[Stored records]
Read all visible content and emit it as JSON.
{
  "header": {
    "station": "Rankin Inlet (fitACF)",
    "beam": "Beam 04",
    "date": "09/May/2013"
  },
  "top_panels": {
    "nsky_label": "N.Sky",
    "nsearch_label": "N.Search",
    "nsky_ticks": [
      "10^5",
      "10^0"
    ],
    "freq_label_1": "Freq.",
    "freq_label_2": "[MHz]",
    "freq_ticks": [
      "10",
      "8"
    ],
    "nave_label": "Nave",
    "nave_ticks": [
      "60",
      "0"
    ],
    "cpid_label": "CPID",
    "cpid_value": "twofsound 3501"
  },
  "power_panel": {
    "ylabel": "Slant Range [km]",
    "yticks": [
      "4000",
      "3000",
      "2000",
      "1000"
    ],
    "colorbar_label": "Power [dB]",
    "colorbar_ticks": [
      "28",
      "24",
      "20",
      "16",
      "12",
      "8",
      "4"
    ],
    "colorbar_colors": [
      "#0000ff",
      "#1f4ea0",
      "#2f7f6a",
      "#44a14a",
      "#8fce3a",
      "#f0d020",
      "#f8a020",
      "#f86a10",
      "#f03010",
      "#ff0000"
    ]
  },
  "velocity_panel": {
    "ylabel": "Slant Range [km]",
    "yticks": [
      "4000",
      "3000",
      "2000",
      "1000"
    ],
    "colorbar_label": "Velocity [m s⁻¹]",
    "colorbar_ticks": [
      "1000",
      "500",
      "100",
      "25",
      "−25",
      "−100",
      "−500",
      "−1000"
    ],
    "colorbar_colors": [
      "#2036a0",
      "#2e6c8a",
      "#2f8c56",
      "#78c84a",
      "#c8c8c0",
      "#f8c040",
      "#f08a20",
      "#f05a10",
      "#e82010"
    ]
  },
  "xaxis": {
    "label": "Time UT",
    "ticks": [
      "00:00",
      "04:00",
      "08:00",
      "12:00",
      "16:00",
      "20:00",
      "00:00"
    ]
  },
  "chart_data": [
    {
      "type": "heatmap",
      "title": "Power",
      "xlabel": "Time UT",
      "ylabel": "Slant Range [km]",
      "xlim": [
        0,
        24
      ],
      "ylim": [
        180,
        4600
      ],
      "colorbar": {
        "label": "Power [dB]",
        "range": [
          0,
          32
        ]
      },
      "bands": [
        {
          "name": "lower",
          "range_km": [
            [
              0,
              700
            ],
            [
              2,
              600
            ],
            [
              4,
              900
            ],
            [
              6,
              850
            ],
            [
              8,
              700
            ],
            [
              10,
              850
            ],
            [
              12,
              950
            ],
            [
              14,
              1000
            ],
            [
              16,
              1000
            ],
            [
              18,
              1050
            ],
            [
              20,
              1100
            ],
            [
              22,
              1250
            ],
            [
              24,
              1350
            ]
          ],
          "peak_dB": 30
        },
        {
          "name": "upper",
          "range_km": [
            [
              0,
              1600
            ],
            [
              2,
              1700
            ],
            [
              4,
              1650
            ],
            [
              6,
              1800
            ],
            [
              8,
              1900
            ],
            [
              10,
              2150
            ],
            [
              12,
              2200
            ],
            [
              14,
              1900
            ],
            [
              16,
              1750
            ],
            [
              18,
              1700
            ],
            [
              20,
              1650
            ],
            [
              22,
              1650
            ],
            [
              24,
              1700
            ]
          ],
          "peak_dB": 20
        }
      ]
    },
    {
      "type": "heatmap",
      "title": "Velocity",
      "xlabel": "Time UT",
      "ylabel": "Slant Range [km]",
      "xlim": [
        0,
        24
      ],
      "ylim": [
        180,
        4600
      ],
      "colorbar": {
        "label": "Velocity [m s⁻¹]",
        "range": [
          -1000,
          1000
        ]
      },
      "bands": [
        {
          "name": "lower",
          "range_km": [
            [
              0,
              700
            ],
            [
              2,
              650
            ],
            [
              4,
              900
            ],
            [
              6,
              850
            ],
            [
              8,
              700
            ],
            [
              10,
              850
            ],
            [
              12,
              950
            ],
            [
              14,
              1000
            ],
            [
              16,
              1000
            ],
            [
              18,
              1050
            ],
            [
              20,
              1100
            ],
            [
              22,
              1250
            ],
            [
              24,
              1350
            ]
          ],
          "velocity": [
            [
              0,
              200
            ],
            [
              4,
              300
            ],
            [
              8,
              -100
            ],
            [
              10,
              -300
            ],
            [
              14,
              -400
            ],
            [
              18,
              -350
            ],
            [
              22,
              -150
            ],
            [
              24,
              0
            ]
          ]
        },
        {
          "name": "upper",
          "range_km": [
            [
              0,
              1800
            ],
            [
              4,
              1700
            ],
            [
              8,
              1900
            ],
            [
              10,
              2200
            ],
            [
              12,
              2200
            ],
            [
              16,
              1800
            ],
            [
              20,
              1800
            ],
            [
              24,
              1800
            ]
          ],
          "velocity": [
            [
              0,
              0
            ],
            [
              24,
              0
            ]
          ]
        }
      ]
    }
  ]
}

*What you need to do*: Word for word, write out all of the data above.

*Answer to the task*:
Read all visible content and emit it as JSON.
{
  "header": {
    "station": "Rankin Inlet (fitACF)",
    "beam": "Beam 04",
    "date": "09/May/2013"
  },
  "top_panels": {
    "nsky_label": "N.Sky",
    "nsearch_label": "N.Search",
    "nsky_ticks": [
      "10^5",
      "10^0"
    ],
    "freq_label_1": "Freq.",
    "freq_label_2": "[MHz]",
    "freq_ticks": [
      "10",
      "8"
    ],
    "nave_label": "Nave",
    "nave_ticks": [
      "60",
      "0"
    ],
    "cpid_label": "CPID",
    "cpid_value": "twofsound 3501"
  },
  "power_panel": {
    "ylabel": "Slant Range [km]",
    "yticks": [
      "4000",
      "3000",
      "2000",
      "1000"
    ],
    "colorbar_label": "Power [dB]",
    "colorbar_ticks": [
      "28",
      "24",
      "20",
      "16",
      "12",
      "8",
      "4"
    ],
    "colorbar_colors": [
      "#0000ff",
      "#1f4ea0",
      "#2f7f6a",
      "#44a14a",
      "#8fce3a",
      "#f0d020",
      "#f8a020",
      "#f86a10",
      "#f03010",
      "#ff0000"
    ]
  },
  "velocity_panel": {
    "ylabel": "Slant Range [km]",
    "yticks": [
      "4000",
      "3000",
      "2000",
      "1000"
    ],
    "colorbar_label": "Velocity [m s⁻¹]",
    "colorbar_ticks": [
      "1000",
      "500",
      "100",
      "25",
      "−25",
      "−100",
      "−500",
      "−1000"
    ],
    "colorbar_colors": [
      "#2036a0",
      "#2e6c8a",
      "#2f8c56",
      "#78c84a",
      "#c8c8c0",
      "#f8c040",
      "#f08a20",
      "#f05a10",
      "#e82010"
    ]
  },
  "xaxis": {
    "label": "Time UT",
    "ticks": [
      "00:00",
      "04:00",
      "08:00",
      "12:00",
      "16:00",
      "20:00",
      "00:00"
    ]
  },
  "chart_data": [
    {
      "type": "heatmap",
      "title": "Power",
      "xlabel": "Time UT",
      "ylabel": "Slant Range [km]",
      "xlim": [
        0,
        24
      ],
      "ylim": [
        180,
        4600
      ],
      "colorbar": {
        "label": "Power [dB]",
        "range": [
          0,
          32
        ]
      },
      "bands": [
        {
          "name": "lower",
          "range_km": [
            [
              0,
              700
            ],
            [
              2,
              600
            ],
            [
              4,
              900
            ],
            [
              6,
              850
            ],
            [
              8,
              700
            ],
            [
              10,
              850
            ],
            [
              12,
              950
            ],
            [
              14,
              1000
            ],
            [
              16,
              1000
            ],
            [
              18,
              1050
            ],
            [
              20,
              1100
            ],
            [
              22,
              1250
            ],
            [
              24,
              1350
            ]
          ],
          "peak_dB": 30
        },
        {
          "name": "upper",
          "range_km": [
            [
              0,
              1600
            ],
            [
              2,
              1700
            ],
            [
              4,
              1650
            ],
            [
              6,
              1800
            ],
            [
              8,
              1900
            ],
            [
              10,
              2150
            ],
            [
              12,
              2200
            ],
            [
              14,
              1900
            ],
            [
              16,
              1750
            ],
            [
              18,
              1700
            ],
            [
              20,
              1650
            ],
            [
              22,
              1650
            ],
            [
              24,
              1700
            ]
          ],
          "peak_dB": 20
        }
      ]
    },
    {
      "type": "heatmap",
      "title": "Velocity",
      "xlabel": "Time UT",
      "ylabel": "Slant Range [km]",
      "xlim": [
        0,
        24
      ],
      "ylim": [
        180,
        4600
      ],
      "colorbar": {
        "label": "Velocity [m s⁻¹]",
        "range": [
          -1000,
          1000
        ]
      },
      "bands": [
        {
          "name": "lower",
          "range_km": [
            [
              0,
              700
            ],
            [
              2,
              650
            ],
            [
              4,
              900
            ],
            [
              6,
              850
            ],
            [
              8,
              700
            ],
            [
              10,
              850
            ],
            [
              12,
              950
            ],
            [
              14,
              1000
            ],
            [
              16,
              1000
            ],
            [
              18,
              1050
            ],
            [
              20,
              1100
            ],
            [
              22,
              1250
            ],
            [
              24,
              1350
            ]
          ],
          "velocity": [
            [
              0,
              200
            ],
            [
              4,
              300
            ],
            [
              8,
              -100
            ],
            [
              10,
              -300
            ],
            [
              14,
              -400
            ],
            [
              18,
              -350
            ],
            [
              22,
              -150
            ],
            [
              24,
              0
            ]
          ]
        },
        {
          "name": "upper",
          "range_km": [
            [
              0,
              1800
            ],
            [
              4,
              1700
            ],
            [
              8,
              1900
            ],
            [
              10,
              2200
            ],
            [
              12,
              2200
            ],
            [
              16,
              1800
            ],
            [
              20,
              1800
            ],
            [
              24,
              1800
            ]
          ],
          "velocity": [
            [
              0,
              0
            ],
            [
              24,
              0
            ]
          ]
        }
      ]
    }
  ]
}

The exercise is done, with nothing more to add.